◆ STATED GOAL ◆
Copy each line of the data below with the word "netload".

◆ RECORD EXTRACTS ◆
##########
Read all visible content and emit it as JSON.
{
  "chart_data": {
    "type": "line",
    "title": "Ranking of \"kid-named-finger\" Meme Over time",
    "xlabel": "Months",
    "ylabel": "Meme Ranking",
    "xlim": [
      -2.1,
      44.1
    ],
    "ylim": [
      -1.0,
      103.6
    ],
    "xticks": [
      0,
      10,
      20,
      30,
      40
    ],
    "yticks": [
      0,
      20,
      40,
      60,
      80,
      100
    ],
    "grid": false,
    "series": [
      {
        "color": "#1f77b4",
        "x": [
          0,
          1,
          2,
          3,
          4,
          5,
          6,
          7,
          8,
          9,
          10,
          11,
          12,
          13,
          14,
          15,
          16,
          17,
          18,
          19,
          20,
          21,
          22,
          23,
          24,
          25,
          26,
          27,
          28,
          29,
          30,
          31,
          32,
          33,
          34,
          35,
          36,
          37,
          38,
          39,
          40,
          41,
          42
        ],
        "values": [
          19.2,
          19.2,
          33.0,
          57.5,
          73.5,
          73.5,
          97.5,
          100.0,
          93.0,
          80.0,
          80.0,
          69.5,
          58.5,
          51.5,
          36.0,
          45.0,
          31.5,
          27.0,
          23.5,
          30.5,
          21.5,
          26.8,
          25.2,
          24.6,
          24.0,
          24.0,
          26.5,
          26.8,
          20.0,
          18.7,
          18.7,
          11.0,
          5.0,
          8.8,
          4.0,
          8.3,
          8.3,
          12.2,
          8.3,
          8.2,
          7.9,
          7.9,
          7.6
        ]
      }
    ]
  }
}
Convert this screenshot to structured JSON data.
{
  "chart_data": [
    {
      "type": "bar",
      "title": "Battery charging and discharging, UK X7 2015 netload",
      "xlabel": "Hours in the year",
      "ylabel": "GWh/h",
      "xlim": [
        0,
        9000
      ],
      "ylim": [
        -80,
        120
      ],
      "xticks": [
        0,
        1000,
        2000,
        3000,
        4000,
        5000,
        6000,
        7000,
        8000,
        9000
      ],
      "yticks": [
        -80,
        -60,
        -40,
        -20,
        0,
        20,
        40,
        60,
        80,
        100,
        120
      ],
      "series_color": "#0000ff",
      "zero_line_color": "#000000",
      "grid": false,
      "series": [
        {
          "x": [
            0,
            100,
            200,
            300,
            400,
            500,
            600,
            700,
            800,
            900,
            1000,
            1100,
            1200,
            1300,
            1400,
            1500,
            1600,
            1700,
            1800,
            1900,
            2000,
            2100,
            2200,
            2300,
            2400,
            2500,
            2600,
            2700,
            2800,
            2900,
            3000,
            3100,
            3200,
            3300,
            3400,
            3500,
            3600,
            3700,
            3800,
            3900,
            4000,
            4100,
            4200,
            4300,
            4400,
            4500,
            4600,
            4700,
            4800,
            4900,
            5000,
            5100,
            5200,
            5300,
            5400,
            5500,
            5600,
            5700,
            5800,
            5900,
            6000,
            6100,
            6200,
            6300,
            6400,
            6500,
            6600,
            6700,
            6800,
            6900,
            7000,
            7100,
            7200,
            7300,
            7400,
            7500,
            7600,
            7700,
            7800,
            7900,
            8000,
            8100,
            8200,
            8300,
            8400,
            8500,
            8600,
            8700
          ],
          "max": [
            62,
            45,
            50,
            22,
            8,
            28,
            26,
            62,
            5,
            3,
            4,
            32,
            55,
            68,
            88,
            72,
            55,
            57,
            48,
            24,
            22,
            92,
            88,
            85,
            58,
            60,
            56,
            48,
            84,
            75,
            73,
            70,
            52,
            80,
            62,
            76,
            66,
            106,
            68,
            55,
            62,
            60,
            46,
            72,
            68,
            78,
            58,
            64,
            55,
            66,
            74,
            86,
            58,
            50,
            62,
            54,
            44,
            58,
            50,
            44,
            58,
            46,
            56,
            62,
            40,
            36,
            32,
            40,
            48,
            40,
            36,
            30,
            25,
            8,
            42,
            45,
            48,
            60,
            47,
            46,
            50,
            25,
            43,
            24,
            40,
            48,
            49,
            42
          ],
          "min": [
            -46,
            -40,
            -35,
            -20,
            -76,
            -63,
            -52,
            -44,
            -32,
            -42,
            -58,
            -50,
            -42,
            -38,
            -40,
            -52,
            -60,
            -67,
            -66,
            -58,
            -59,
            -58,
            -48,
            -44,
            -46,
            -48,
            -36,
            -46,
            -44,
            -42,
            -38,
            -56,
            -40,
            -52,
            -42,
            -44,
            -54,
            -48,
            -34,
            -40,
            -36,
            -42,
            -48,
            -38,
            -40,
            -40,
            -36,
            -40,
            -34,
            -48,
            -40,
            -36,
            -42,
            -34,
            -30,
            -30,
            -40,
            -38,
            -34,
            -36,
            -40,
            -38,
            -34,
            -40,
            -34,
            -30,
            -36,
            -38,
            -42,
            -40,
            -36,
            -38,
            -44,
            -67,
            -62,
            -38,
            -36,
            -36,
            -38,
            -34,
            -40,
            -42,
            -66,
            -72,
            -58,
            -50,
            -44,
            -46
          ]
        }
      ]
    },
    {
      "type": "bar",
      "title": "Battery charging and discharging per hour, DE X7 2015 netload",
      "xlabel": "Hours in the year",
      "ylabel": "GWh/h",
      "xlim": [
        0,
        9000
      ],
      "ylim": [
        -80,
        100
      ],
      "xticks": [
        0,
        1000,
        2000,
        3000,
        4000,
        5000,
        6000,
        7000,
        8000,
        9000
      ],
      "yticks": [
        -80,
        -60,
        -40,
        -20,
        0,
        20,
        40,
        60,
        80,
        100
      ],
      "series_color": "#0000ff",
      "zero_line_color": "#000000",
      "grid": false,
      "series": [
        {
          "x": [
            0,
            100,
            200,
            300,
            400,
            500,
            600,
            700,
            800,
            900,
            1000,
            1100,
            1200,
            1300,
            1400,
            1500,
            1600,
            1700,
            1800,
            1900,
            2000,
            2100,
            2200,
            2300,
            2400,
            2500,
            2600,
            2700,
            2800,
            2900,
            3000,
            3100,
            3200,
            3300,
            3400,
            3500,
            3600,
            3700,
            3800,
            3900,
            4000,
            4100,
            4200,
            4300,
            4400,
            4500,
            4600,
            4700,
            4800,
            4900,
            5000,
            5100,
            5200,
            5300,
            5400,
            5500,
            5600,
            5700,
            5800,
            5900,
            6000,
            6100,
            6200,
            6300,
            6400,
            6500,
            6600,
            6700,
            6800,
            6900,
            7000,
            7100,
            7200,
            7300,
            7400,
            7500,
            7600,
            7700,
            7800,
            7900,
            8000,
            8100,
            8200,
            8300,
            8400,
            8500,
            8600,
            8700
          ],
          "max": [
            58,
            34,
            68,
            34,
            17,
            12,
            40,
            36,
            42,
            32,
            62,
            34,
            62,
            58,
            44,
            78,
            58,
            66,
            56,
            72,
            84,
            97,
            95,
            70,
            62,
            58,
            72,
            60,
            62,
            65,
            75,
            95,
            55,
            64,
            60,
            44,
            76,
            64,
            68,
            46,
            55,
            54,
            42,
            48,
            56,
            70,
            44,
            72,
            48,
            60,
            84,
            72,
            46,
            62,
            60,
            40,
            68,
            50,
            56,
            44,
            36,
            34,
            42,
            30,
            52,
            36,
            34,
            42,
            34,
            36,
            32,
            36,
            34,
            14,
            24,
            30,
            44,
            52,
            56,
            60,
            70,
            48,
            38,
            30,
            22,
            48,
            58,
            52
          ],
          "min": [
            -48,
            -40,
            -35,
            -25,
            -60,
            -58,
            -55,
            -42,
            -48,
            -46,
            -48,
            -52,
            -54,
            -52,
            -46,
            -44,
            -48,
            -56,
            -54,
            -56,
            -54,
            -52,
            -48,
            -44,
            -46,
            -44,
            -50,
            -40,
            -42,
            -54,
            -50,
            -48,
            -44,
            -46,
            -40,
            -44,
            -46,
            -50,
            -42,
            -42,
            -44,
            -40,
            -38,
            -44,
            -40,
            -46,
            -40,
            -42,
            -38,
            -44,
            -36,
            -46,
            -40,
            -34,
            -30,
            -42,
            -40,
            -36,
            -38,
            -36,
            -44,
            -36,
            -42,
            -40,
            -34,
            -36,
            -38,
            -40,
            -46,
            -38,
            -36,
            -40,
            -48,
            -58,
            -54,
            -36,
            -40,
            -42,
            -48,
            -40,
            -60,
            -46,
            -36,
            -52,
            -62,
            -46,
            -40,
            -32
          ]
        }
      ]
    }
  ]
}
##########
◆ RESPONSE BELOW ◆
      "title": "Battery charging and discharging, UK X7 2015 netload",
      "title": "Battery charging and discharging per hour, DE X7 2015 netload",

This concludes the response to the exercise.